Challenge: Output all lines exactly.

Items:

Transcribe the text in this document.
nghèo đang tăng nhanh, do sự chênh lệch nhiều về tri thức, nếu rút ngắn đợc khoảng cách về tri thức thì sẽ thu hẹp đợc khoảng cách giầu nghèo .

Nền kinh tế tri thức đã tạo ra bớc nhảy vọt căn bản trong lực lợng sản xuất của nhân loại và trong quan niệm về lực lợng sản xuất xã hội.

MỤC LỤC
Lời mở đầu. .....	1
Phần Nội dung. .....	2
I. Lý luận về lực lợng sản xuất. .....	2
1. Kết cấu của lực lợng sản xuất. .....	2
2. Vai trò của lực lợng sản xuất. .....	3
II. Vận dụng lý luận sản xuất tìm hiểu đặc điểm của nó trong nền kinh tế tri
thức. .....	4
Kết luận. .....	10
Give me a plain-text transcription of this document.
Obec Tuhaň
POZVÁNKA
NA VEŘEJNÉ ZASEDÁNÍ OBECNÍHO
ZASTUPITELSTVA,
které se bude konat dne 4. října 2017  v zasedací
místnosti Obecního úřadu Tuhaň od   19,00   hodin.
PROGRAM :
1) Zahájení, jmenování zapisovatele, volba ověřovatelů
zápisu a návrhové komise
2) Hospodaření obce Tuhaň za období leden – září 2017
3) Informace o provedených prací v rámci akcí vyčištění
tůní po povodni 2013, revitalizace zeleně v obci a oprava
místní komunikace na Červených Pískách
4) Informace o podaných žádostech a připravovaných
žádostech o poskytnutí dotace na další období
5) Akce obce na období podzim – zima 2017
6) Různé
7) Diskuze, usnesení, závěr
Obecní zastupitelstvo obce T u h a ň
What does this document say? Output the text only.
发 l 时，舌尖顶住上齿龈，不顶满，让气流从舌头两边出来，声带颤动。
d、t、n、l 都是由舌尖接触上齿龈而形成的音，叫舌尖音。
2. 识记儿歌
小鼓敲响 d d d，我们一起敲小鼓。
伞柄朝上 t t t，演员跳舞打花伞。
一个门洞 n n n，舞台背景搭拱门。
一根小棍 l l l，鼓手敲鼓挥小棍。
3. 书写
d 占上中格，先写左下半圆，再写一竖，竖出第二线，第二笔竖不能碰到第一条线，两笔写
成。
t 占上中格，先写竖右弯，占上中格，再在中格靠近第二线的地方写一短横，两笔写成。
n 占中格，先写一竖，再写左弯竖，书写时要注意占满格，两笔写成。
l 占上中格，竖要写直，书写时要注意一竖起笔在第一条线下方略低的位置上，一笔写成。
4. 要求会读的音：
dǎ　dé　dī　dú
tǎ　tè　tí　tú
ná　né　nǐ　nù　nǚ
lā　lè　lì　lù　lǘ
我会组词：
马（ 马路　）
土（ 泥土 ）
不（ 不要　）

Reply to the task:
Transcribe the text in this document.
nghèo đang tăng nhanh, do sự chênh lệch nhiều về tri thức, nếu rút ngắn đợc khoảng cách về tri thức thì sẽ thu hẹp đợc khoảng cách giầu nghèo .

Nền kinh tế tri thức đã tạo ra bớc nhảy vọt căn bản trong lực lợng sản xuất của nhân loại và trong quan niệm về lực lợng sản xuất xã hội.

MỤC LỤC
Lời mở đầu. .....	1
Phần Nội dung. .....	2
I. Lý luận về lực lợng sản xuất. .....	2
1. Kết cấu của lực lợng sản xuất. .....	2
2. Vai trò của lực lợng sản xuất. .....	3
II. Vận dụng lý luận sản xuất tìm hiểu đặc điểm của nó trong nền kinh tế tri
thức. .....	4
Kết luận. .....	10
Give me a plain-text transcription of this document.
Obec Tuhaň
POZVÁNKA
NA VEŘEJNÉ ZASEDÁNÍ OBECNÍHO
ZASTUPITELSTVA,
které se bude konat dne 4. října 2017  v zasedací
místnosti Obecního úřadu Tuhaň od   19,00   hodin.
PROGRAM :
1) Zahájení, jmenování zapisovatele, volba ověřovatelů
zápisu a návrhové komise
2) Hospodaření obce Tuhaň za období leden – září 2017
3) Informace o provedených prací v rámci akcí vyčištění
tůní po povodni 2013, revitalizace zeleně v obci a oprava
místní komunikace na Červených Pískách
4) Informace o podaných žádostech a připravovaných
žádostech o poskytnutí dotace na další období
5) Akce obce na období podzim – zima 2017
6) Různé
7) Diskuze, usnesení, závěr
Obecní zastupitelstvo obce T u h a ň
What does this document say? Output the text only.
发 l 时，舌尖顶住上齿龈，不顶满，让气流从舌头两边出来，声带颤动。
d、t、n、l 都是由舌尖接触上齿龈而形成的音，叫舌尖音。
2. 识记儿歌
小鼓敲响 d d d，我们一起敲小鼓。
伞柄朝上 t t t，演员跳舞打花伞。
一个门洞 n n n，舞台背景搭拱门。
一根小棍 l l l，鼓手敲鼓挥小棍。
3. 书写
d 占上中格，先写左下半圆，再写一竖，竖出第二线，第二笔竖不能碰到第一条线，两笔写
成。
t 占上中格，先写竖右弯，占上中格，再在中格靠近第二线的地方写一短横，两笔写成。
n 占中格，先写一竖，再写左弯竖，书写时要注意占满格，两笔写成。
l 占上中格，竖要写直，书写时要注意一竖起笔在第一条线下方略低的位置上，一笔写成。
4. 要求会读的音：
dǎ　dé　dī　dú
tǎ　tè　tí　tú
ná　né　nǐ　nù　nǚ
lā　lè　lì　lù　lǘ
我会组词：
马（ 马路　）
土（ 泥土 ）
不（ 不要　）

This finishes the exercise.